(What is expected) Restate the full set of records exactly, word for word.

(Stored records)
>>>
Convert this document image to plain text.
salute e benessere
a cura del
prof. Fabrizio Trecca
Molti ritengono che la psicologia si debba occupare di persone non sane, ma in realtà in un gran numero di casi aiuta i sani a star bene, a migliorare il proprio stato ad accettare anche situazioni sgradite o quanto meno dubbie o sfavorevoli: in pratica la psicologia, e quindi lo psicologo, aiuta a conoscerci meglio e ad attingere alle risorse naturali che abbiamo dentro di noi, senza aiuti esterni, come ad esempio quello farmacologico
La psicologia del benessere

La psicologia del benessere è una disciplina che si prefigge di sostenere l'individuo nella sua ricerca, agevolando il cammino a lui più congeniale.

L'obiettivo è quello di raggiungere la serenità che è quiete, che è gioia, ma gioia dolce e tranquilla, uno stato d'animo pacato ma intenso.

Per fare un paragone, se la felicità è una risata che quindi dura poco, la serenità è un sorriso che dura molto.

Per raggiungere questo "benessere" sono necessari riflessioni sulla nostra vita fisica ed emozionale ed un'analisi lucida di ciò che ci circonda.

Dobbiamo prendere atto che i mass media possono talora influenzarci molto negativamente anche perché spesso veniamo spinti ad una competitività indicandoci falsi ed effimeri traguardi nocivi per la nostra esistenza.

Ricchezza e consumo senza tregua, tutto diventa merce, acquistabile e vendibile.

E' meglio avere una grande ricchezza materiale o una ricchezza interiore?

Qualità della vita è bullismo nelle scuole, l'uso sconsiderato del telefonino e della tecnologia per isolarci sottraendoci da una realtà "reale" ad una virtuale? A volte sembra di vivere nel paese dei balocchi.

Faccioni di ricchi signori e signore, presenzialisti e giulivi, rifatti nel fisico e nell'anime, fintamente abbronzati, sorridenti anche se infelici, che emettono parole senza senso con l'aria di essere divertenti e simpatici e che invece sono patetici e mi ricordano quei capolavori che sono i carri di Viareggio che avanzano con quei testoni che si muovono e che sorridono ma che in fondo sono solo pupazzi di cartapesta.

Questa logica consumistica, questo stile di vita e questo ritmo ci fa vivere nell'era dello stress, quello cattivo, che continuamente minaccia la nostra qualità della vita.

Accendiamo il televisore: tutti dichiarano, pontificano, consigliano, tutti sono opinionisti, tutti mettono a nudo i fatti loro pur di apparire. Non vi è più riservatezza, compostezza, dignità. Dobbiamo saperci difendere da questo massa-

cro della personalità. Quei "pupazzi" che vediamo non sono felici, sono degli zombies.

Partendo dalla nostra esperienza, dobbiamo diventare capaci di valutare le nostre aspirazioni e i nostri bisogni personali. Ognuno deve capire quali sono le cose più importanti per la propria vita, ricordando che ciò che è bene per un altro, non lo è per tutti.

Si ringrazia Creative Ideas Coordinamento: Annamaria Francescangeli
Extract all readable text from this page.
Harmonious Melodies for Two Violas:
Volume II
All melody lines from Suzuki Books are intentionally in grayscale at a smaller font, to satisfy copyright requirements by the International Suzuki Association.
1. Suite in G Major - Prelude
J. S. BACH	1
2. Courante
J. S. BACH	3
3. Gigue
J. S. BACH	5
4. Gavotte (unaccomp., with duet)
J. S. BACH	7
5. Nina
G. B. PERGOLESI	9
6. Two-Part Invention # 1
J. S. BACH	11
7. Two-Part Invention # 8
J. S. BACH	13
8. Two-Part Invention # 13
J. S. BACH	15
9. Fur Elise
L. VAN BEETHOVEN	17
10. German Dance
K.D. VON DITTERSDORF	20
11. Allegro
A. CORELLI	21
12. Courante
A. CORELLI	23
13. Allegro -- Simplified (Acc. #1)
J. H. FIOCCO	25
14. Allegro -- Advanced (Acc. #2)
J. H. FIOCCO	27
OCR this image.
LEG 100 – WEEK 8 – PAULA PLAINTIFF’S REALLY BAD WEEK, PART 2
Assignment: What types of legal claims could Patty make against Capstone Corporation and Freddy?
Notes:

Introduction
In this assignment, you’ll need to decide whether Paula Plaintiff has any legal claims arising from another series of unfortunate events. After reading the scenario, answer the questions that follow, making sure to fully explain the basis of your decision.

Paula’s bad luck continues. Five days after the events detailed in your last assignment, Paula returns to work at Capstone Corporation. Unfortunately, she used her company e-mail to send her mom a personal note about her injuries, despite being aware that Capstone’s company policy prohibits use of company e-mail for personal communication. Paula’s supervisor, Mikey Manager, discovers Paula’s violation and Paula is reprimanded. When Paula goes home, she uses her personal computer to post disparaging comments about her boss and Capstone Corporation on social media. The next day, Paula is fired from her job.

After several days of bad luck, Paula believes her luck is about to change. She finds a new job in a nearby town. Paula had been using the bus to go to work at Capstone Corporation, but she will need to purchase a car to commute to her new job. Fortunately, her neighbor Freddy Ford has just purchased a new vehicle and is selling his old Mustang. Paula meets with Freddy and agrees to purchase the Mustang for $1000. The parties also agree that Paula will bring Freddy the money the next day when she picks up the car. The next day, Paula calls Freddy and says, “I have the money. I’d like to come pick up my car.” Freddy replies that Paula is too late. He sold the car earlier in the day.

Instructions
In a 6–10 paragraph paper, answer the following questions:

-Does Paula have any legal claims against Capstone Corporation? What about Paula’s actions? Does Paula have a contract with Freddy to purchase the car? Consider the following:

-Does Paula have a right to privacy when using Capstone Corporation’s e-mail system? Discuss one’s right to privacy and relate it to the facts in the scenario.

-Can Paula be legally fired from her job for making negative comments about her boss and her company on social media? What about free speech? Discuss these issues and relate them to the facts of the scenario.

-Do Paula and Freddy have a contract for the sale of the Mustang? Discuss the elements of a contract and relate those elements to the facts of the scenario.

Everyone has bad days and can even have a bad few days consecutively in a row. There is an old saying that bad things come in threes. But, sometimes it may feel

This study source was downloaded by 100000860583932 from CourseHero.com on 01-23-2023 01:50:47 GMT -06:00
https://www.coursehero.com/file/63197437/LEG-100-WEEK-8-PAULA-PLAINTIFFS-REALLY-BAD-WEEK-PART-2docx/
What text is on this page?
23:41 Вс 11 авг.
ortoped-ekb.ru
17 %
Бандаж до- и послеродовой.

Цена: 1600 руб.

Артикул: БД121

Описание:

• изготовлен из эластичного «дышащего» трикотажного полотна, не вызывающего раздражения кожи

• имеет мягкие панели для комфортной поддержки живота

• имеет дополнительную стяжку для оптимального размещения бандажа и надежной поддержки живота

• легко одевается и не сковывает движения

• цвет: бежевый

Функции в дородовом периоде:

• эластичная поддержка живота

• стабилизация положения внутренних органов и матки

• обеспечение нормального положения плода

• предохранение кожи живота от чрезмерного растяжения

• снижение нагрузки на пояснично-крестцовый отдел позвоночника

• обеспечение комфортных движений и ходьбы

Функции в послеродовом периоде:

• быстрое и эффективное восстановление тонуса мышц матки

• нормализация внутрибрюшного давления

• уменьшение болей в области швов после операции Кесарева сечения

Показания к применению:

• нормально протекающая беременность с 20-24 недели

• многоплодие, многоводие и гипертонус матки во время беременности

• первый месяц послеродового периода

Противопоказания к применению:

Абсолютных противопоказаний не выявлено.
<<<
(Solved problem)
Convert this document image to plain text.
salute e benessere
a cura del
prof. Fabrizio Trecca
Molti ritengono che la psicologia si debba occupare di persone non sane, ma in realtà in un gran numero di casi aiuta i sani a star bene, a migliorare il proprio stato ad accettare anche situazioni sgradite o quanto meno dubbie o sfavorevoli: in pratica la psicologia, e quindi lo psicologo, aiuta a conoscerci meglio e ad attingere alle risorse naturali che abbiamo dentro di noi, senza aiuti esterni, come ad esempio quello farmacologico
La psicologia del benessere

La psicologia del benessere è una disciplina che si prefigge di sostenere l'individuo nella sua ricerca, agevolando il cammino a lui più congeniale.

L'obiettivo è quello di raggiungere la serenità che è quiete, che è gioia, ma gioia dolce e tranquilla, uno stato d'animo pacato ma intenso.

Per fare un paragone, se la felicità è una risata che quindi dura poco, la serenità è un sorriso che dura molto.

Per raggiungere questo "benessere" sono necessari riflessioni sulla nostra vita fisica ed emozionale ed un'analisi lucida di ciò che ci circonda.

Dobbiamo prendere atto che i mass media possono talora influenzarci molto negativamente anche perché spesso veniamo spinti ad una competitività indicandoci falsi ed effimeri traguardi nocivi per la nostra esistenza.

Ricchezza e consumo senza tregua, tutto diventa merce, acquistabile e vendibile.

E' meglio avere una grande ricchezza materiale o una ricchezza interiore?

Qualità della vita è bullismo nelle scuole, l'uso sconsiderato del telefonino e della tecnologia per isolarci sottraendoci da una realtà "reale" ad una virtuale? A volte sembra di vivere nel paese dei balocchi.

Faccioni di ricchi signori e signore, presenzialisti e giulivi, rifatti nel fisico e nell'anime, fintamente abbronzati, sorridenti anche se infelici, che emettono parole senza senso con l'aria di essere divertenti e simpatici e che invece sono patetici e mi ricordano quei capolavori che sono i carri di Viareggio che avanzano con quei testoni che si muovono e che sorridono ma che in fondo sono solo pupazzi di cartapesta.

Questa logica consumistica, questo stile di vita e questo ritmo ci fa vivere nell'era dello stress, quello cattivo, che continuamente minaccia la nostra qualità della vita.

Accendiamo il televisore: tutti dichiarano, pontificano, consigliano, tutti sono opinionisti, tutti mettono a nudo i fatti loro pur di apparire. Non vi è più riservatezza, compostezza, dignità. Dobbiamo saperci difendere da questo massa-

cro della personalità. Quei "pupazzi" che vediamo non sono felici, sono degli zombies.

Partendo dalla nostra esperienza, dobbiamo diventare capaci di valutare le nostre aspirazioni e i nostri bisogni personali. Ognuno deve capire quali sono le cose più importanti per la propria vita, ricordando che ciò che è bene per un altro, non lo è per tutti.

Si ringrazia Creative Ideas Coordinamento: Annamaria Francescangeli
Extract all readable text from this page.
Harmonious Melodies for Two Violas:
Volume II
All melody lines from Suzuki Books are intentionally in grayscale at a smaller font, to satisfy copyright requirements by the International Suzuki Association.
1. Suite in G Major - Prelude
J. S. BACH	1
2. Courante
J. S. BACH	3
3. Gigue
J. S. BACH	5
4. Gavotte (unaccomp., with duet)
J. S. BACH	7
5. Nina
G. B. PERGOLESI	9
6. Two-Part Invention # 1
J. S. BACH	11
7. Two-Part Invention # 8
J. S. BACH	13
8. Two-Part Invention # 13
J. S. BACH	15
9. Fur Elise
L. VAN BEETHOVEN	17
10. German Dance
K.D. VON DITTERSDORF	20
11. Allegro
A. CORELLI	21
12. Courante
A. CORELLI	23
13. Allegro -- Simplified (Acc. #1)
J. H. FIOCCO	25
14. Allegro -- Advanced (Acc. #2)
J. H. FIOCCO	27
OCR this image.
LEG 100 – WEEK 8 – PAULA PLAINTIFF’S REALLY BAD WEEK, PART 2
Assignment: What types of legal claims could Patty make against Capstone Corporation and Freddy?
Notes:

Introduction
In this assignment, you’ll need to decide whether Paula Plaintiff has any legal claims arising from another series of unfortunate events. After reading the scenario, answer the questions that follow, making sure to fully explain the basis of your decision.

Paula’s bad luck continues. Five days after the events detailed in your last assignment, Paula returns to work at Capstone Corporation. Unfortunately, she used her company e-mail to send her mom a personal note about her injuries, despite being aware that Capstone’s company policy prohibits use of company e-mail for personal communication. Paula’s supervisor, Mikey Manager, discovers Paula’s violation and Paula is reprimanded. When Paula goes home, she uses her personal computer to post disparaging comments about her boss and Capstone Corporation on social media. The next day, Paula is fired from her job.

After several days of bad luck, Paula believes her luck is about to change. She finds a new job in a nearby town. Paula had been using the bus to go to work at Capstone Corporation, but she will need to purchase a car to commute to her new job. Fortunately, her neighbor Freddy Ford has just purchased a new vehicle and is selling his old Mustang. Paula meets with Freddy and agrees to purchase the Mustang for $1000. The parties also agree that Paula will bring Freddy the money the next day when she picks up the car. The next day, Paula calls Freddy and says, “I have the money. I’d like to come pick up my car.” Freddy replies that Paula is too late. He sold the car earlier in the day.

Instructions
In a 6–10 paragraph paper, answer the following questions:

-Does Paula have any legal claims against Capstone Corporation? What about Paula’s actions? Does Paula have a contract with Freddy to purchase the car? Consider the following:

-Does Paula have a right to privacy when using Capstone Corporation’s e-mail system? Discuss one’s right to privacy and relate it to the facts in the scenario.

-Can Paula be legally fired from her job for making negative comments about her boss and her company on social media? What about free speech? Discuss these issues and relate them to the facts of the scenario.

-Do Paula and Freddy have a contract for the sale of the Mustang? Discuss the elements of a contract and relate those elements to the facts of the scenario.

Everyone has bad days and can even have a bad few days consecutively in a row. There is an old saying that bad things come in threes. But, sometimes it may feel

This study source was downloaded by 100000860583932 from CourseHero.com on 01-23-2023 01:50:47 GMT -06:00
https://www.coursehero.com/file/63197437/LEG-100-WEEK-8-PAULA-PLAINTIFFS-REALLY-BAD-WEEK-PART-2docx/
What text is on this page?
23:41 Вс 11 авг.
ortoped-ekb.ru
17 %
Бандаж до- и послеродовой.

Цена: 1600 руб.

Артикул: БД121

Описание:

• изготовлен из эластичного «дышащего» трикотажного полотна, не вызывающего раздражения кожи

• имеет мягкие панели для комфортной поддержки живота

• имеет дополнительную стяжку для оптимального размещения бандажа и надежной поддержки живота

• легко одевается и не сковывает движения

• цвет: бежевый

Функции в дородовом периоде:

• эластичная поддержка живота

• стабилизация положения внутренних органов и матки

• обеспечение нормального положения плода

• предохранение кожи живота от чрезмерного растяжения

• снижение нагрузки на пояснично-крестцовый отдел позвоночника

• обеспечение комфортных движений и ходьбы

Функции в послеродовом периоде:

• быстрое и эффективное восстановление тонуса мышц матки

• нормализация внутрибрюшного давления

• уменьшение болей в области швов после операции Кесарева сечения

Показания к применению:

• нормально протекающая беременность с 20-24 недели

• многоплодие, многоводие и гипертонус матки во время беременности

• первый месяц послеродового периода

Противопоказания к применению:

Абсолютных противопоказаний не выявлено.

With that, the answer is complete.